Mit 368 Metern ragt der Turm als höchstes Gebäude Deutschlands in den Himmel. Die markante Kugel, die mit Aussichtsebene und der Cocktailbar den Berlinern und Touristen offen steht, ermöglicht einen Drink in 203 Metern Höhe. Die Gäste des drehenden Restaurantbereichs über der Bar, genießen sogar den Überblick aus 207 Metern.
Besucher, die den Eingangsbereich im Erdgeschoss betreten, erkennen über Bildschirme, welche aktuellen Sichtbedingungen sie im oberen Bereich erwartet. Egal, ob klarer Fernblick oder leichte Diesigkeit, der Eintritt von 13 Euro bleibt stets gleich. Auf Ermäßigung bei ungünstiger Sicht hofft man vergebens. Wer allerdings in freundlichem Ton nachfragt, erhält bei Nebel einen Coupon für einen kostenlosen Nachbesuch.

Einträge:
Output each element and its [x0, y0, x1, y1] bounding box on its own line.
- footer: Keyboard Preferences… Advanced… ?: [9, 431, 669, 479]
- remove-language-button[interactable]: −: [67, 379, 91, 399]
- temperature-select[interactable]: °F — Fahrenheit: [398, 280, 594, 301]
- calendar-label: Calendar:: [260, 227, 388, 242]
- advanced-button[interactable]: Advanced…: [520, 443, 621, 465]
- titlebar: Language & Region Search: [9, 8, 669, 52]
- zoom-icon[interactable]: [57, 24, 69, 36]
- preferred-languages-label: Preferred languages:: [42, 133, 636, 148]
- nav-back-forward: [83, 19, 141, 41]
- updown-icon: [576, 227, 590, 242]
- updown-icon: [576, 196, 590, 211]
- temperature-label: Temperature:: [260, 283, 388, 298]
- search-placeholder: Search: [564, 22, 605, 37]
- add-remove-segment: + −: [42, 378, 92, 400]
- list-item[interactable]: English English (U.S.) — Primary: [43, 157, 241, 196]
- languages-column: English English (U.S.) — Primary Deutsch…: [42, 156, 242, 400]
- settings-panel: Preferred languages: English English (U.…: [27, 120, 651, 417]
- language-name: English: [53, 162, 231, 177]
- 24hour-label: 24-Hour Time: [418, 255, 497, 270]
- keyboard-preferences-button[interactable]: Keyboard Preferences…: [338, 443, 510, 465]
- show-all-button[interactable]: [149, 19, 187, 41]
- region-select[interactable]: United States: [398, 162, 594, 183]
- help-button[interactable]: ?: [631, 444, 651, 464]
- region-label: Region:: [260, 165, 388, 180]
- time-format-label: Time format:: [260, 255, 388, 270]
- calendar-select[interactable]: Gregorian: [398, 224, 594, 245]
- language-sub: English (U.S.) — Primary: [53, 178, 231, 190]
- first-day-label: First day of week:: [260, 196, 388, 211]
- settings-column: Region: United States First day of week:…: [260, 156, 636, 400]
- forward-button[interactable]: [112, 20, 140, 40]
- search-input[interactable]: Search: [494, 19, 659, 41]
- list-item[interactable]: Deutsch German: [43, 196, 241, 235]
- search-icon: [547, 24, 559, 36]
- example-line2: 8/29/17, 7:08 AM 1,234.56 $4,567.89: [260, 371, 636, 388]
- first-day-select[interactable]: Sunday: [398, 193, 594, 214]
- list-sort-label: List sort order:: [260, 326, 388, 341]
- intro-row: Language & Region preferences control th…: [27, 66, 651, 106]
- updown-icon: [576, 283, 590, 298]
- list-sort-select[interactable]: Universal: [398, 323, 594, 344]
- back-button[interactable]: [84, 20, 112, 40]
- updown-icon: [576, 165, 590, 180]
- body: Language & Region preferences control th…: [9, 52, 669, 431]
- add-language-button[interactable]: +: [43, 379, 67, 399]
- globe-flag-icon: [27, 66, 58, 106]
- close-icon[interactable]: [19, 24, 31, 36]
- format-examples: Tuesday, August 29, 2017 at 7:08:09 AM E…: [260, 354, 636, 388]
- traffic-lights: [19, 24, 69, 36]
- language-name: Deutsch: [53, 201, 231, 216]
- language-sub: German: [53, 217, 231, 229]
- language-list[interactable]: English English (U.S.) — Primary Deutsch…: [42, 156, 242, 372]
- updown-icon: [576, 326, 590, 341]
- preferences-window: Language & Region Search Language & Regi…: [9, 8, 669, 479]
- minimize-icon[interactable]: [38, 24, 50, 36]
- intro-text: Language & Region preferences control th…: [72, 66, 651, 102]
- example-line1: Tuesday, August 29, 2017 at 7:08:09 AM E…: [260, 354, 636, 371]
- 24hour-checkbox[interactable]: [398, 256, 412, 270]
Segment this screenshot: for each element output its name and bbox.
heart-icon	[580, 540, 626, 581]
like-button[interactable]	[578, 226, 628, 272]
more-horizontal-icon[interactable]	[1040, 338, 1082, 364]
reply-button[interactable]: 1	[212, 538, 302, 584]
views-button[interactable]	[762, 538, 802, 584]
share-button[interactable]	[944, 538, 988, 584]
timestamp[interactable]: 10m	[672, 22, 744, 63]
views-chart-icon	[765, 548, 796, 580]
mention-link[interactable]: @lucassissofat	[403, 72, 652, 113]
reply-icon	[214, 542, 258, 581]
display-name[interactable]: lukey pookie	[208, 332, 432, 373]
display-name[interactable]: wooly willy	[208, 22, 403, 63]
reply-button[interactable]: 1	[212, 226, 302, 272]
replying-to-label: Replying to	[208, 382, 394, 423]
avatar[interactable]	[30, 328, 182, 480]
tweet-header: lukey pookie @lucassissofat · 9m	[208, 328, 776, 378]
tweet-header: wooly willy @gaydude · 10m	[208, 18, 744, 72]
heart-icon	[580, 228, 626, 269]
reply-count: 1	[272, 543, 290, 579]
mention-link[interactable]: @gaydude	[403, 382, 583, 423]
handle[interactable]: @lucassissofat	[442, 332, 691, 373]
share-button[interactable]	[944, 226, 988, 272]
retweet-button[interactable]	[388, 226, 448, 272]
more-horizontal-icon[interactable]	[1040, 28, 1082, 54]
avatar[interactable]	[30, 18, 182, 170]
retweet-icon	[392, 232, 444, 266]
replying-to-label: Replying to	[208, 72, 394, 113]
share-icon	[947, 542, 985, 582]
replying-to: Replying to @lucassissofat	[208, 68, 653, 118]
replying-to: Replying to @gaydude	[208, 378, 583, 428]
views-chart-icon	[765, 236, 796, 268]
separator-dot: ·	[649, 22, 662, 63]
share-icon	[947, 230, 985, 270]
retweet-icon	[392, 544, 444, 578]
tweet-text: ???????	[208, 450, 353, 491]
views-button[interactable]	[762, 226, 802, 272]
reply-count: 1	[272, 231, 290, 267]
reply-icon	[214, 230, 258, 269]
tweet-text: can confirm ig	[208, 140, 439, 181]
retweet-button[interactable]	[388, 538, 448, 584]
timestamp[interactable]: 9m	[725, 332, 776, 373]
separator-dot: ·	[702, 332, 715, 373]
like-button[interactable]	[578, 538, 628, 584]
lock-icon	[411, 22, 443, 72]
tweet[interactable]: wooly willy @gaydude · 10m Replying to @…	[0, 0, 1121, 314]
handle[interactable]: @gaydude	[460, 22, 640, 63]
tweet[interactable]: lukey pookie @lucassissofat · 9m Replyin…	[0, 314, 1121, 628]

Aufgabenstellung:
Schreib den Teil vom Text über den Turm zwischen "Mit 368 Metern" und "aus 207 Metern." einschließlich noch einmal ab und benenne darin "Cocktailbar" in "Weinbar" um. Verwende dafür nur den Text über den Turm.

Musterlösung:
Mit 368 Metern ragt der Turm als höchstes Gebäude Deutschlands in den Himmel. Die markante Kugel, die mit Aussichtsebene und der Weinbar den Berlinern und Touristen offen steht, ermöglicht einen Drink in 203 Metern Höhe. Die Gäste des drehenden Restaurantbereichs über der Bar, genießen sogar den Überblick aus 207 Metern.